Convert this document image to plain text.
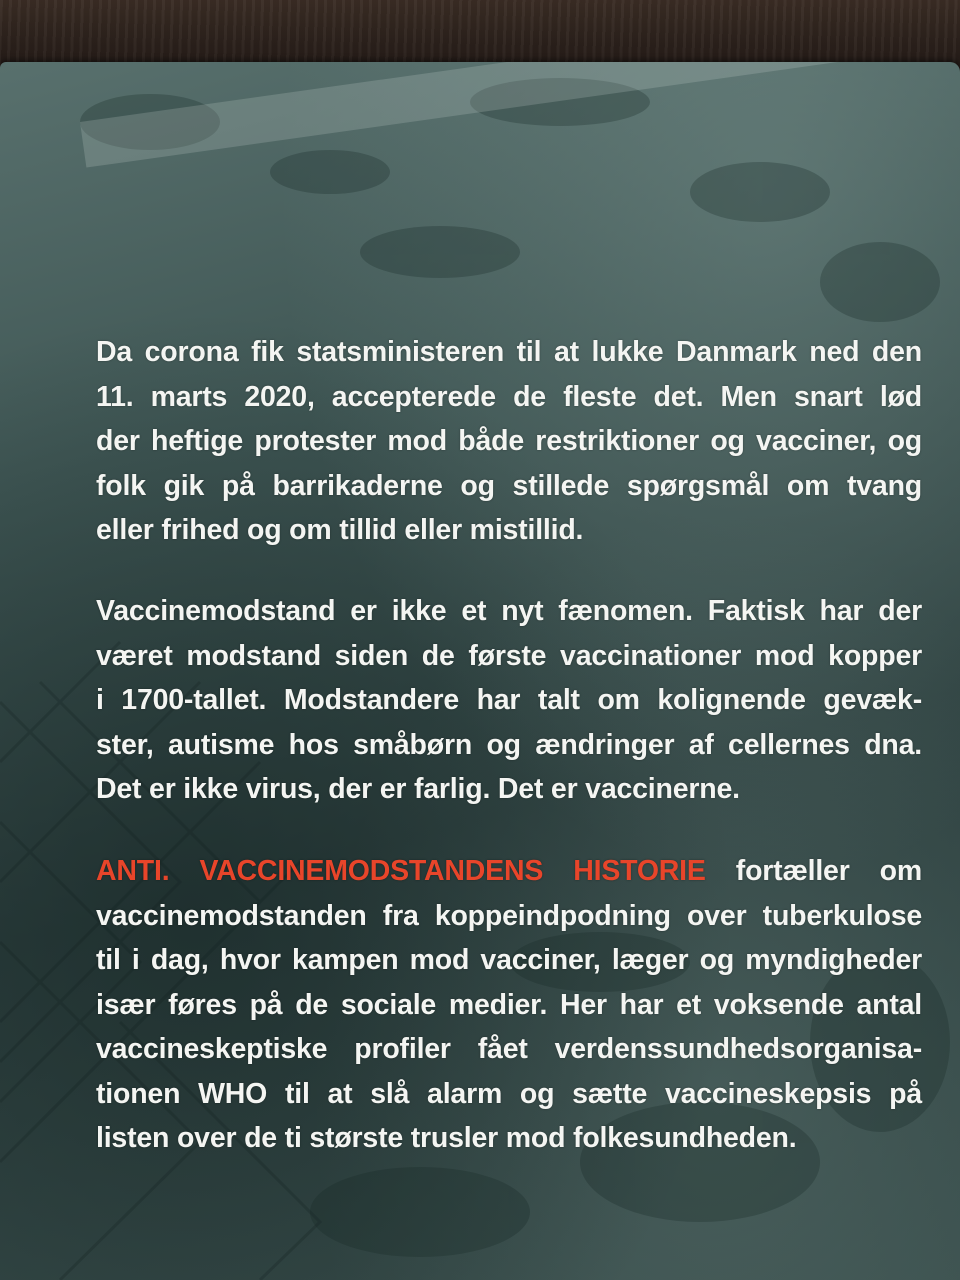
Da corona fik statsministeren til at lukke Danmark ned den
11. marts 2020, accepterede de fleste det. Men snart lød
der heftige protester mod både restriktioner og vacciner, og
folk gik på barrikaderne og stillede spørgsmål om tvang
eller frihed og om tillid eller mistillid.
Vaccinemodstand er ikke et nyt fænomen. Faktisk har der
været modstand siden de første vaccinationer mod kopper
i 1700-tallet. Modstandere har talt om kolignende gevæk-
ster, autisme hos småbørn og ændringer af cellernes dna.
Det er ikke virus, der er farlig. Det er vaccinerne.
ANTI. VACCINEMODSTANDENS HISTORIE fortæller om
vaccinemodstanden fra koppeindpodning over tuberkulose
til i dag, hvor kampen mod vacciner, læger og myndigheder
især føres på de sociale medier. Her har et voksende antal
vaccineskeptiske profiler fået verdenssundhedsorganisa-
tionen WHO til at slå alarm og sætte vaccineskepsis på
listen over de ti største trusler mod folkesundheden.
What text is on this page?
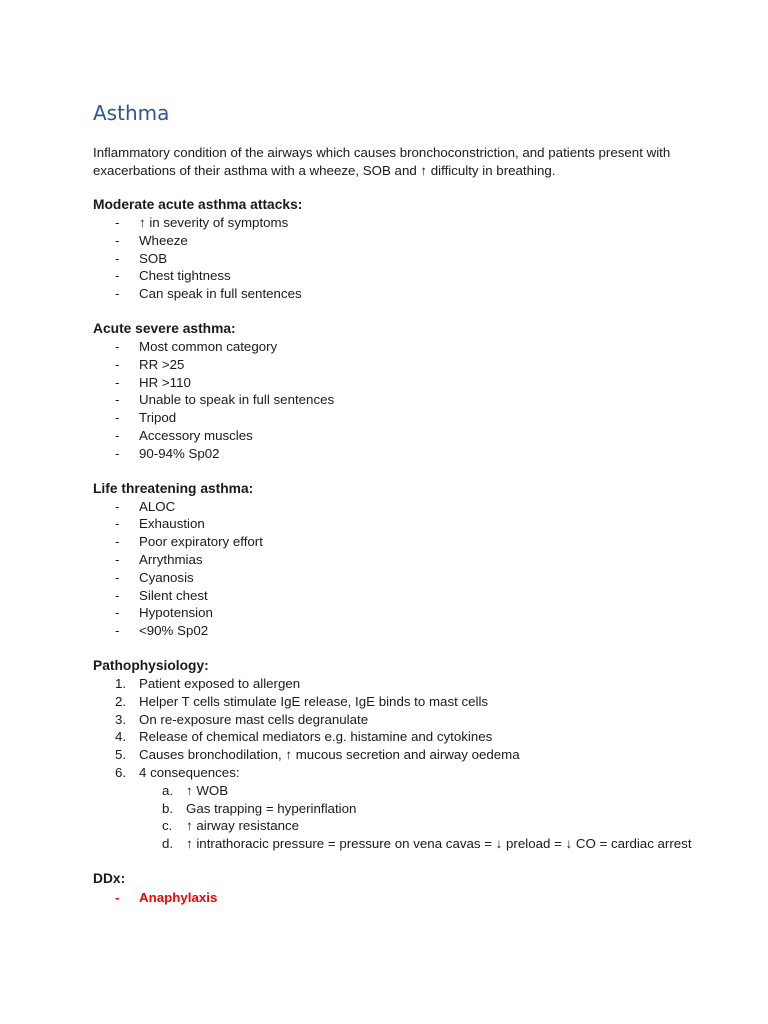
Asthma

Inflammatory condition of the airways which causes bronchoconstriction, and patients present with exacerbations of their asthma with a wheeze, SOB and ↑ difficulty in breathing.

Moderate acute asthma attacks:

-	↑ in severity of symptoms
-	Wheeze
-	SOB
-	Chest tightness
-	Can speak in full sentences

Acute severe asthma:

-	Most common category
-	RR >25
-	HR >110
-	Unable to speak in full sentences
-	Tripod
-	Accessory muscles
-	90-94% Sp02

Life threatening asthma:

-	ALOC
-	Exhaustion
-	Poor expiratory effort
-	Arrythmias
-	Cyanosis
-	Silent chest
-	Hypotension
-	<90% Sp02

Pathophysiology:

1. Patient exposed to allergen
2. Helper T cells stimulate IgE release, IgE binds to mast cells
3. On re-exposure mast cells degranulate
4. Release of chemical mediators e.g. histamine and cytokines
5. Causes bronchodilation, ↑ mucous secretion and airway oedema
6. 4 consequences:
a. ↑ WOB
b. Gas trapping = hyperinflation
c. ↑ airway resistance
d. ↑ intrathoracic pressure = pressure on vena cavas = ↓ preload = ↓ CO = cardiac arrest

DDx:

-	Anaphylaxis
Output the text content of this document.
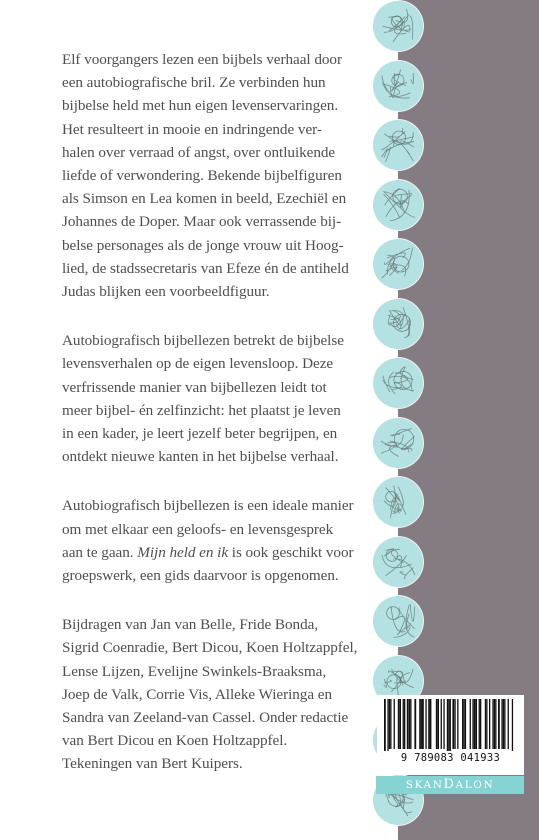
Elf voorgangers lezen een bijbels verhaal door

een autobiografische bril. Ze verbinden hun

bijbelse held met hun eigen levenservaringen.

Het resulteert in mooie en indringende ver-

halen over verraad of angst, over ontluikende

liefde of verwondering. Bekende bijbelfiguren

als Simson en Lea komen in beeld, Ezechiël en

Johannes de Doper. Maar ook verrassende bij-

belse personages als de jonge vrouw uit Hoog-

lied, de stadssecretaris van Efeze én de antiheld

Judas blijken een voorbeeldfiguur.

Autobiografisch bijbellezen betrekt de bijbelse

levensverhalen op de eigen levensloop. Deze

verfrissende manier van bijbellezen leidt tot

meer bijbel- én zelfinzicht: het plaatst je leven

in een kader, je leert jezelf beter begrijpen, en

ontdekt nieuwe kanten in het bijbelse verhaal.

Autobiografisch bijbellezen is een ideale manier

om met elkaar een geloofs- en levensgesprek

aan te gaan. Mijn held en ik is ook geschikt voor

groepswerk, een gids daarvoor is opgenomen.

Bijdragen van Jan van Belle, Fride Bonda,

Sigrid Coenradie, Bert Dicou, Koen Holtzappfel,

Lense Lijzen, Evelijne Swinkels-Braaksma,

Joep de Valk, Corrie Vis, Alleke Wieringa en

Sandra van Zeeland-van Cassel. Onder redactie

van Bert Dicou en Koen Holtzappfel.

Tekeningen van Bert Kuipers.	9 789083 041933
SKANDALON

----------------

=== Requirement ===
An image-free, exact version of the listing above is required.

=== Output below ===
Convert this document image to plain text.
Da corona fik statsministeren til at lukke Danmark ned den
11. marts 2020, accepterede de fleste det. Men snart lød
der heftige protester mod både restriktioner og vacciner, og
folk gik på barrikaderne og stillede spørgsmål om tvang
eller frihed og om tillid eller mistillid.
Vaccinemodstand er ikke et nyt fænomen. Faktisk har der
været modstand siden de første vaccinationer mod kopper
i 1700-tallet. Modstandere har talt om kolignende gevæk-
ster, autisme hos småbørn og ændringer af cellernes dna.
Det er ikke virus, der er farlig. Det er vaccinerne.
ANTI. VACCINEMODSTANDENS HISTORIE fortæller om
vaccinemodstanden fra koppeindpodning over tuberkulose
til i dag, hvor kampen mod vacciner, læger og myndigheder
især føres på de sociale medier. Her har et voksende antal
vaccineskeptiske profiler fået verdenssundhedsorganisa-
tionen WHO til at slå alarm og sætte vaccineskepsis på
listen over de ti største trusler mod folkesundheden.
What text is on this page?
Asthma

Inflammatory condition of the airways which causes bronchoconstriction, and patients present with exacerbations of their asthma with a wheeze, SOB and ↑ difficulty in breathing.

Moderate acute asthma attacks:

-	↑ in severity of symptoms
-	Wheeze
-	SOB
-	Chest tightness
-	Can speak in full sentences

Acute severe asthma:

-	Most common category
-	RR >25
-	HR >110
-	Unable to speak in full sentences
-	Tripod
-	Accessory muscles
-	90-94% Sp02

Life threatening asthma:

-	ALOC
-	Exhaustion
-	Poor expiratory effort
-	Arrythmias
-	Cyanosis
-	Silent chest
-	Hypotension
-	<90% Sp02

Pathophysiology:

1. Patient exposed to allergen
2. Helper T cells stimulate IgE release, IgE binds to mast cells
3. On re-exposure mast cells degranulate
4. Release of chemical mediators e.g. histamine and cytokines
5. Causes bronchodilation, ↑ mucous secretion and airway oedema
6. 4 consequences:
a. ↑ WOB
b. Gas trapping = hyperinflation
c. ↑ airway resistance
d. ↑ intrathoracic pressure = pressure on vena cavas = ↓ preload = ↓ CO = cardiac arrest

DDx:

-	Anaphylaxis
Output the text content of this document.
Elf voorgangers lezen een bijbels verhaal door

een autobiografische bril. Ze verbinden hun

bijbelse held met hun eigen levenservaringen.

Het resulteert in mooie en indringende ver-

halen over verraad of angst, over ontluikende

liefde of verwondering. Bekende bijbelfiguren

als Simson en Lea komen in beeld, Ezechiël en

Johannes de Doper. Maar ook verrassende bij-

belse personages als de jonge vrouw uit Hoog-

lied, de stadssecretaris van Efeze én de antiheld

Judas blijken een voorbeeldfiguur.

Autobiografisch bijbellezen betrekt de bijbelse

levensverhalen op de eigen levensloop. Deze

verfrissende manier van bijbellezen leidt tot

meer bijbel- én zelfinzicht: het plaatst je leven

in een kader, je leert jezelf beter begrijpen, en

ontdekt nieuwe kanten in het bijbelse verhaal.

Autobiografisch bijbellezen is een ideale manier

om met elkaar een geloofs- en levensgesprek

aan te gaan. Mijn held en ik is ook geschikt voor

groepswerk, een gids daarvoor is opgenomen.

Bijdragen van Jan van Belle, Fride Bonda,

Sigrid Coenradie, Bert Dicou, Koen Holtzappfel,

Lense Lijzen, Evelijne Swinkels-Braaksma,

Joep de Valk, Corrie Vis, Alleke Wieringa en

Sandra van Zeeland-van Cassel. Onder redactie

van Bert Dicou en Koen Holtzappfel.

Tekeningen van Bert Kuipers.	9 789083 041933
SKANDALON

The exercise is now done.